→ **GOAL**
Identify, in the records below, every line where the string "Misiones" appears, and copy each such line.

====== DATA PROVIDED ======

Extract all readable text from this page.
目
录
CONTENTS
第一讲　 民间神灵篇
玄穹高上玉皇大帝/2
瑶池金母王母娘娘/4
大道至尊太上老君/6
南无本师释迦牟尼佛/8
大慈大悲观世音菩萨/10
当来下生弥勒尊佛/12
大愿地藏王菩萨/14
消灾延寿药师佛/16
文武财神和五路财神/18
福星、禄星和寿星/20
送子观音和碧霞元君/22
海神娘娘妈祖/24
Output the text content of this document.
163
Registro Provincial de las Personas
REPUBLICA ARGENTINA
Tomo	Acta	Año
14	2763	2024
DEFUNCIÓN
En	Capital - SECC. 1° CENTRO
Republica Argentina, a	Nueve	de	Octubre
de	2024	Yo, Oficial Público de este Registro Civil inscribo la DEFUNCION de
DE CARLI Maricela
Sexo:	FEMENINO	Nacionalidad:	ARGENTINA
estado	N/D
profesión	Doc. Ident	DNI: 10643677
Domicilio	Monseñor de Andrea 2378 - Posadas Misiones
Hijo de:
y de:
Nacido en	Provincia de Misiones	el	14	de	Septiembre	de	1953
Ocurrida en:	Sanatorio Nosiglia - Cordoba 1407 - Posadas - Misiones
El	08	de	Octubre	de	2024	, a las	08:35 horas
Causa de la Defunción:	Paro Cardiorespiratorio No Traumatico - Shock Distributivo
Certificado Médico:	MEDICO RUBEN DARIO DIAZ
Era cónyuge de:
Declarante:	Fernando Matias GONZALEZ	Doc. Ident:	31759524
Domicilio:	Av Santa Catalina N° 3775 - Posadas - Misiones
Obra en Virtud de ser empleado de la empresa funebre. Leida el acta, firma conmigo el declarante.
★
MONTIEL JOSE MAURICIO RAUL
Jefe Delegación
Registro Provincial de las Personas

======
====== DATA PROVIDED ======

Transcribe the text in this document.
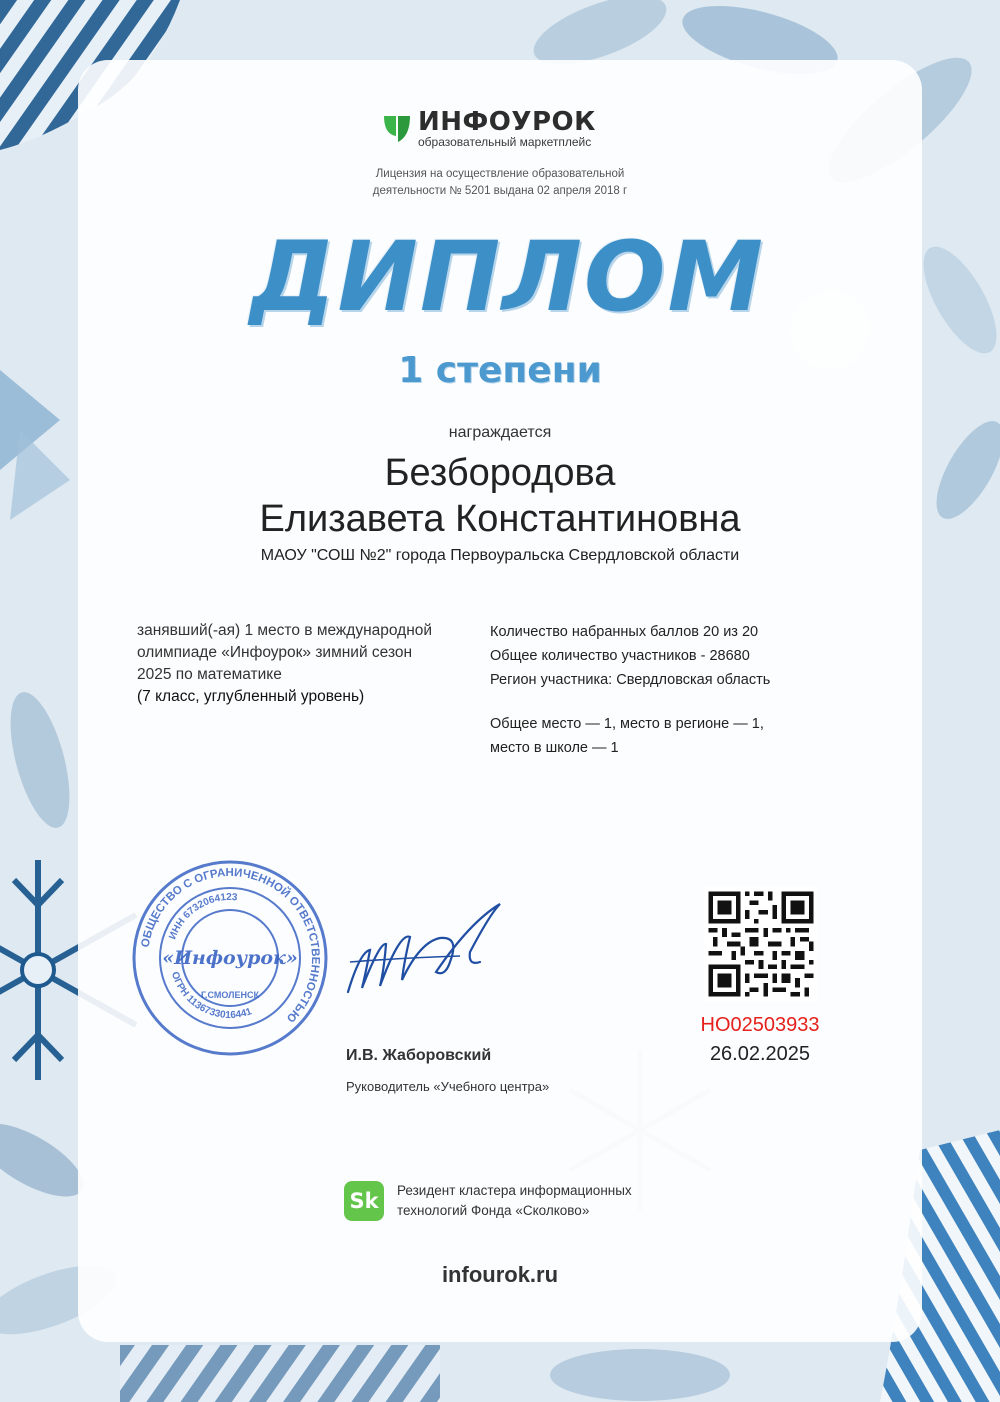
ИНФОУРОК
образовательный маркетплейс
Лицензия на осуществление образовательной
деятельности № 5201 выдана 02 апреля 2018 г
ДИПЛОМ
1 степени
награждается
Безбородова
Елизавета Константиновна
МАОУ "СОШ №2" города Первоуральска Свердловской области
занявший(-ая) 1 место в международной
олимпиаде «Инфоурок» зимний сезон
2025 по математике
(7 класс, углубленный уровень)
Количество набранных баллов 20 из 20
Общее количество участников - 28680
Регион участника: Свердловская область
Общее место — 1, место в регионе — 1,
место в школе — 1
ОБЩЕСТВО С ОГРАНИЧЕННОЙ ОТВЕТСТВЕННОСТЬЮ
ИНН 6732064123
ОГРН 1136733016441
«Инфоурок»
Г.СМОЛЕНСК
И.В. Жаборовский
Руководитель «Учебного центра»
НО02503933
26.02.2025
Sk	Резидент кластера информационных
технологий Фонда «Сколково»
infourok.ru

======

→ **REPLY TO THE EXERCISE**
Domicilio	Monseñor de Andrea 2378 - Posadas Misiones
Nacido en	Provincia de Misiones	el	14	de	Septiembre	de	1953
Ocurrida en:	Sanatorio Nosiglia - Cordoba 1407 - Posadas - Misiones
Domicilio:	Av Santa Catalina N° 3775 - Posadas - Misiones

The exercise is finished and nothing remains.